_Passage_
**********

Bringing fashion flair to finance: Kshira Saagar, Chief Data Officer, Latitude Financial Services

Kshira Saagar Latitude

Retailers treat customers like their best friends… Banks and financial institutions, however, treat customers like accounts – the relationship is transactional, both in the literal and figurative sense.


A 15-year veteran data cruncher, Kshira Saagar has a passion for decoding the secrets trapped in the language of the digital world. His love for drawing human insights from digital experiences led him to his most recent role at Global Fashion Group (parent company of online fashion hub THE ICONIC) where he served as Global Group Director of Data Science.

Joining credit card, BNPL, and insurance provider, Latitude Financial in October 2020, Saagar has his work cut out for him, as the fast-expanding financial services group moves to build out its data capability, with the immediate priorities of Open Banking conformance and integration of its latest acquisition, digital-only lender Symple Loans on the cards.

In the lead-up to his appearance at FST’s forthcoming Future of Financial Services, Sydney 2021 event, we spoke with Saagar on lessons he’s drawn from the online retail fashion world, his secret sauce for enabling a better enterprise data culture, and enforcing ethical best practice as algorithms emerge as a dominant force in the workings of business.


FST Media: Before joining Latitude, you served a number of years in the retail fashion industry as the resident data boffin. Firstly, what drew you to the financial services sector, and what opportunities did you see in Latitude to fully ply your trade?

Saagar: As someone who loves to understand how people think and behave, you need the kind and volume of data that can only be found in the retail, finance, or gaming industries. But most importantly, as they say, you cannot lie to your doctor, lawyer, or banker. And with that, the ability to work with true, great quality customer information to build smarter and enriched experiences for them was and is a big attraction for me.

Outside the data and tech, Latitude’s leadership is an amazingly accomplished collective, and the people were so welcoming and kind. What more can one ask for in a new role!

 

FST Media: The retail fashion sector, particularly for those businesses with well developed online presences, has become adept at utilising their vast consumer data assets to, for instance, tailor product lines, adjust pricing in real-time or provide personalised recommendations.

**********

_Dataset section_
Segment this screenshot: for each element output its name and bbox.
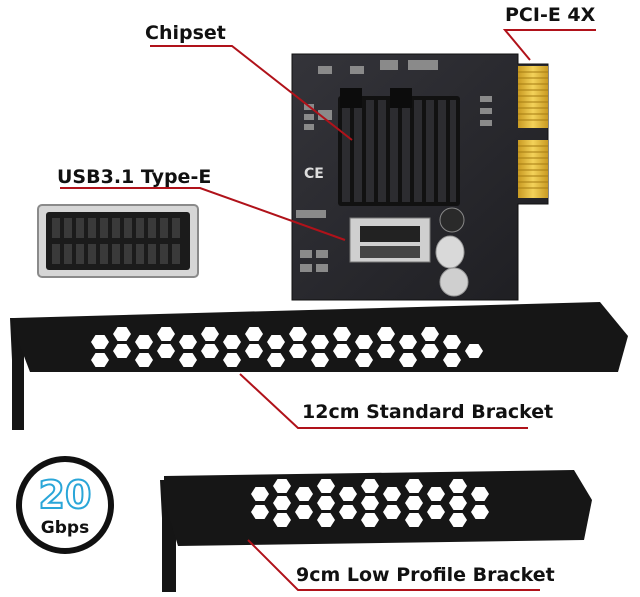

**********

_Aim 1_
Write out the stretch of the Kshira Saagar interview from "A 15-year veteran" through "on the cards." again, switching "data cruncher" to "data scientist".
_Aim 2_
According to the Kshira Saagar interview, in what month and year did Saagar join Latitude Financial?
The material has no connection to the Kshira Saagar interview.

_Correct result 1_
A 15-year veteran data scientist, Kshira Saagar has a passion for decoding the secrets trapped in the language of the digital world. His love for drawing human insights from digital experiences led him to his most recent role at Global Fashion Group (parent company of online fashion hub THE ICONIC) where he served as Global Group Director of Data Science.

Joining credit card, BNPL, and insurance provider, Latitude Financial in October 2020, Saagar has his work cut out for him, as the fast-expanding financial services group moves to build out its data capability, with the immediate priorities of Open Banking conformance and integration of its latest acquisition, digital-only lender Symple Loans on the cards.

_Correct result 2_
October 2020